| EXERCISE |
Lines containing the string "الرزاق" are to be counted. Write only how many there are.

Data listing
— Begin —
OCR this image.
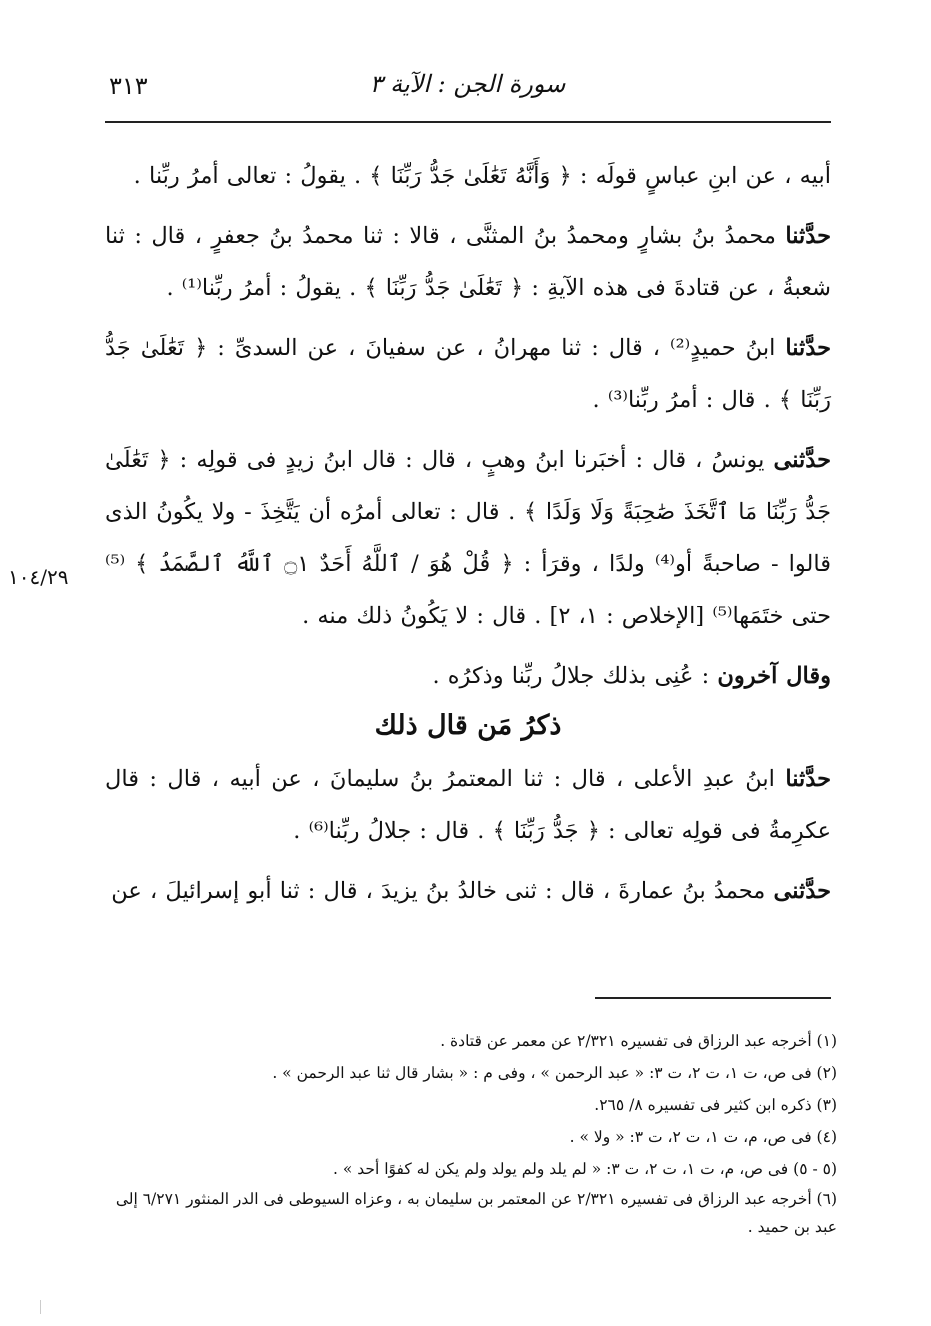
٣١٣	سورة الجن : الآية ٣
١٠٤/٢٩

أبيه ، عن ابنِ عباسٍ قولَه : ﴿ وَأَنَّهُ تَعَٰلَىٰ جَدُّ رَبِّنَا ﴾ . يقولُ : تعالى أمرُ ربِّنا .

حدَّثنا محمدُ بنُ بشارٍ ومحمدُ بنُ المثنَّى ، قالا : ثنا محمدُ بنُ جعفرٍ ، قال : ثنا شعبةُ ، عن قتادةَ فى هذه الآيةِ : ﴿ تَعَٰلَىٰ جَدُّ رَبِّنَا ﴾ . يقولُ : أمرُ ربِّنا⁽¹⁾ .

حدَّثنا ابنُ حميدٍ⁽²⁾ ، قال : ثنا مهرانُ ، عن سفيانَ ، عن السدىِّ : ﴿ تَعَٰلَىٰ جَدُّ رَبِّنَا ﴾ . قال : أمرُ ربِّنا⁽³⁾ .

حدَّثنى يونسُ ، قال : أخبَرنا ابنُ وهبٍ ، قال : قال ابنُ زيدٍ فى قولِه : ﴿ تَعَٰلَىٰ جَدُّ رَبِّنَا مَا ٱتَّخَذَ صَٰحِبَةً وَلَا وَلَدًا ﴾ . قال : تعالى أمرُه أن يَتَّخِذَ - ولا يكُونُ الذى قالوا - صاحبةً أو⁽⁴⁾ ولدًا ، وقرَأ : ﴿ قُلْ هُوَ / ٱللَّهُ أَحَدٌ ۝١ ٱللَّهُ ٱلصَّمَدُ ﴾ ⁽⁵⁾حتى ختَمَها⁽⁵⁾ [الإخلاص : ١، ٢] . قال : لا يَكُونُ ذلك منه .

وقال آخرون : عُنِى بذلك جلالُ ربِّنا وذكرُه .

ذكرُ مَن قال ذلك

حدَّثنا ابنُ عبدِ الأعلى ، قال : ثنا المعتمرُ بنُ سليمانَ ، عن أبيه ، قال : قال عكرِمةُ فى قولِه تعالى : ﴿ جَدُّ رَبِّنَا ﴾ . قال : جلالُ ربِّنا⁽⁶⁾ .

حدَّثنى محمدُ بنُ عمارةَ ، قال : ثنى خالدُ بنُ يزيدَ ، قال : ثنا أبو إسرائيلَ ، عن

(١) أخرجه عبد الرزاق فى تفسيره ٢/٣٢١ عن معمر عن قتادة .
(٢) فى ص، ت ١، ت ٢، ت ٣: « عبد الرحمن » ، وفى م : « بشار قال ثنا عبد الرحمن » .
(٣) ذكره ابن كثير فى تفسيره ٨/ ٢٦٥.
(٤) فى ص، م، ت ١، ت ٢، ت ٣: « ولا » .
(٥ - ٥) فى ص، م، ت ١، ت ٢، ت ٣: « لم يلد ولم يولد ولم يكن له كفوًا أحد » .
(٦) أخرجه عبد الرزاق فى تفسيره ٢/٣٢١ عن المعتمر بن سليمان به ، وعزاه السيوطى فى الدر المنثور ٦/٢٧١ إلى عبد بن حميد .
— End —
| FULL ANSWER |
2